- **Problem requirements**
Single out the lines that include the word "screenshot". Copy them.

- **Provided entries**
┏━━

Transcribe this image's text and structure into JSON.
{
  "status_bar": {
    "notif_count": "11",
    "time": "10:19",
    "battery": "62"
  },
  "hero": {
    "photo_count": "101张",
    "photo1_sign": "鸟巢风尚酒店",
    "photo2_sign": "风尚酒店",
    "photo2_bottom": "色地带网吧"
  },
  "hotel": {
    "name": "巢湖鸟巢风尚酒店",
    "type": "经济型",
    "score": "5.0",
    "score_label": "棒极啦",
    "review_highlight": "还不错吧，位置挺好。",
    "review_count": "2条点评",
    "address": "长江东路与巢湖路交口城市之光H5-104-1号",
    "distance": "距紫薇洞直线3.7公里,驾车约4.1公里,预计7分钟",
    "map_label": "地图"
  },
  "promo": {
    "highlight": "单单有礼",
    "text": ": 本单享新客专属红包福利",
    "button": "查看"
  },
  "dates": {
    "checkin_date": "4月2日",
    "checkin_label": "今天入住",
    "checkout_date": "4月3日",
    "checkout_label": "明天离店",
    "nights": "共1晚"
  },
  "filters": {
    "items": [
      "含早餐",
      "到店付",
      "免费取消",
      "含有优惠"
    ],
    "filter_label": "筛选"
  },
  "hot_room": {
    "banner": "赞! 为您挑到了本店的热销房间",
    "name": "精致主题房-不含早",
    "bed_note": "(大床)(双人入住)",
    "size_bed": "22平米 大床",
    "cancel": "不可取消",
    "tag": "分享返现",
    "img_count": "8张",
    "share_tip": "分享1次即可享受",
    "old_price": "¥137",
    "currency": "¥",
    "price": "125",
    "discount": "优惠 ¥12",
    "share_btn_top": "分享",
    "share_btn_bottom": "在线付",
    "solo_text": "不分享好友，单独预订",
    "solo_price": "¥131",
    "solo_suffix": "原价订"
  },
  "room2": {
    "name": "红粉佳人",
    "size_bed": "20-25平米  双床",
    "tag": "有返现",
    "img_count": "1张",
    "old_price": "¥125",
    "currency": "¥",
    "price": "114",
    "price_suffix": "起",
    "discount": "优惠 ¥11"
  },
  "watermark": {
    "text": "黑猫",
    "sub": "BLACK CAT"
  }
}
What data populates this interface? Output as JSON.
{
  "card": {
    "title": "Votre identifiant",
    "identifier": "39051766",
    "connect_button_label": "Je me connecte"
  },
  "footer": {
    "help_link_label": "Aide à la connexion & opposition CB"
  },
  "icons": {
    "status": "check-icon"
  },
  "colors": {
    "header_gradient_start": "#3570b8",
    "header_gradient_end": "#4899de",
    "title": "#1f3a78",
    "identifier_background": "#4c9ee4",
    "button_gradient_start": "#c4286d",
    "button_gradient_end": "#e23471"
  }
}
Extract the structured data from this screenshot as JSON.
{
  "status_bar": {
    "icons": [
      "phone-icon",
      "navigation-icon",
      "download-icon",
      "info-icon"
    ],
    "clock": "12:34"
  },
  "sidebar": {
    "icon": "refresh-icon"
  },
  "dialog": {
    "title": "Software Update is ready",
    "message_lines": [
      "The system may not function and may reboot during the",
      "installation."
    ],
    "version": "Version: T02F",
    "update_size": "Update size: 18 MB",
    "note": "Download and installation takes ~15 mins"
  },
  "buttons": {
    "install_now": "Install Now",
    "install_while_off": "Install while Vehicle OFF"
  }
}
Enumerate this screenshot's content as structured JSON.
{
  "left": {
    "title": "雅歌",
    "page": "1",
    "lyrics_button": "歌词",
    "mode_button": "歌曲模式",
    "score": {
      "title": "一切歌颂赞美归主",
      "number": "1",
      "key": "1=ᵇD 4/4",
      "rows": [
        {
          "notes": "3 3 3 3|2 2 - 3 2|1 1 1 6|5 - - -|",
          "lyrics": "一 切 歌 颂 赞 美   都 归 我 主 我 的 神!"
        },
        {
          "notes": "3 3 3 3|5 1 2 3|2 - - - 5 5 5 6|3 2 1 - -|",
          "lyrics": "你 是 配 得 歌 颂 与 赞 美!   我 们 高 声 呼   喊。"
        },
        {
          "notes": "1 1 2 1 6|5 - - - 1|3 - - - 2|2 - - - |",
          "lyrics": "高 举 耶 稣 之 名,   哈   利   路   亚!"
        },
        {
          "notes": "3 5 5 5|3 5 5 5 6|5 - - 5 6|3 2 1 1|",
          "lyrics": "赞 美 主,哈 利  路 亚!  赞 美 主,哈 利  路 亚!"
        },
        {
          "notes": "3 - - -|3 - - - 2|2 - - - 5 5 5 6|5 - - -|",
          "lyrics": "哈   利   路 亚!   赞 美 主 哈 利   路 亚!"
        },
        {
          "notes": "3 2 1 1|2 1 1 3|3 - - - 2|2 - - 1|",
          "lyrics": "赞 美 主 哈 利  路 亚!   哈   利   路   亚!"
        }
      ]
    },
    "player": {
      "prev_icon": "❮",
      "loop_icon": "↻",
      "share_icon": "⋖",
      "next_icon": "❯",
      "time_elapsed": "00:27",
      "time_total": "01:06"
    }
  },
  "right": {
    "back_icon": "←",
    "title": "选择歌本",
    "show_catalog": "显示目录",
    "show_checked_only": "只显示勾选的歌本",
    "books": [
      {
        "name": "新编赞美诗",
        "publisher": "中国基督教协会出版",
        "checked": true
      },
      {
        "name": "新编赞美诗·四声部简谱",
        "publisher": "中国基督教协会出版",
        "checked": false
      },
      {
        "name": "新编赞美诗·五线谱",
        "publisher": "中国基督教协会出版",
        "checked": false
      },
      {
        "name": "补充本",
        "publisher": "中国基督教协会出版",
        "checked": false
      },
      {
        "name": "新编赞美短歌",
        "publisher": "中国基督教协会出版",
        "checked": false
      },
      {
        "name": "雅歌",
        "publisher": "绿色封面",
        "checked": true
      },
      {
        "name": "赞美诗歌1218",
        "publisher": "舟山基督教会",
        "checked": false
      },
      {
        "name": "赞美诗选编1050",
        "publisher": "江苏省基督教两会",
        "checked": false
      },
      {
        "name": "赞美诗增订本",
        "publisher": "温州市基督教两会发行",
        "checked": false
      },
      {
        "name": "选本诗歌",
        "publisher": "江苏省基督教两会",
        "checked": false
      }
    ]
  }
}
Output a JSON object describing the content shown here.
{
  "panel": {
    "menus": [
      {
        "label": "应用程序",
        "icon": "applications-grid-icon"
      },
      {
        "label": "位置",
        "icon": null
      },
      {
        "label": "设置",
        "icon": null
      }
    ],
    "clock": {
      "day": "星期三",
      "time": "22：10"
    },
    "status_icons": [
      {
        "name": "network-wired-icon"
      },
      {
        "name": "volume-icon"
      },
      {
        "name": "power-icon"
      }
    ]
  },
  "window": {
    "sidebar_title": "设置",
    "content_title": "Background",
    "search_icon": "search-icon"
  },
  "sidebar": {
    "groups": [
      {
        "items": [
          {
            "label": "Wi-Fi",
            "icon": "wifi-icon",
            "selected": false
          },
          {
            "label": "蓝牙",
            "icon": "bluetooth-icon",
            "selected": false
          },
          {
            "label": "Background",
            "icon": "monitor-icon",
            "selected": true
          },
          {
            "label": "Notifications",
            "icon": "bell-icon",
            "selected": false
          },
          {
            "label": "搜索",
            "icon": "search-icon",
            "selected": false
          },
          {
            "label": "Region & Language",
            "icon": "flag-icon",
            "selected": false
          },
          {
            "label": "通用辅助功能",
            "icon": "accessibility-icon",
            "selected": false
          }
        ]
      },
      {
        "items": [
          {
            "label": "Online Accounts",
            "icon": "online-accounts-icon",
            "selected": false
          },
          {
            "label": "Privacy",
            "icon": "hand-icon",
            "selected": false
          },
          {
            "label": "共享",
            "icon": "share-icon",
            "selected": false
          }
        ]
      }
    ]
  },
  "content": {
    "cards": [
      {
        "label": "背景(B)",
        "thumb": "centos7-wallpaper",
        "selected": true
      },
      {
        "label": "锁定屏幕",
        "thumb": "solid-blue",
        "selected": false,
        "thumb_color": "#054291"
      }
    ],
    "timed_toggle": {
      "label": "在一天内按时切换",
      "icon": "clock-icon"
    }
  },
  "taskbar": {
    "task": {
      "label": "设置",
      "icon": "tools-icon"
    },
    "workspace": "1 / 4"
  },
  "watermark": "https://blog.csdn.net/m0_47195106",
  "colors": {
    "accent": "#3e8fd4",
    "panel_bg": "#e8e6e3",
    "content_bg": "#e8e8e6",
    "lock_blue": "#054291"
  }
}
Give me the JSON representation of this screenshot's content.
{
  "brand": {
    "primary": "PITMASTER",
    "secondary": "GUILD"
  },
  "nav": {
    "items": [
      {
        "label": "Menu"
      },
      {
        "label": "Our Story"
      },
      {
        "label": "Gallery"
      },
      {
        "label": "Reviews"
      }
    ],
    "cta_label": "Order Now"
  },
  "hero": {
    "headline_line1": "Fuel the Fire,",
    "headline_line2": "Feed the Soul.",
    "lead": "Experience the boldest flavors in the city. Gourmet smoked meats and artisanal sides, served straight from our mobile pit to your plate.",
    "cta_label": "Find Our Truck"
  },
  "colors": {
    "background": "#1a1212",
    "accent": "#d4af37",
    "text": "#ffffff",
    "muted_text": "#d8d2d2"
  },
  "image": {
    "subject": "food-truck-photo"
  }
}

┗━━

- **Response to this exercise**
Extract the structured data from this screenshot as JSON.
Enumerate this screenshot's content as structured JSON.
Give me the JSON representation of this screenshot's content.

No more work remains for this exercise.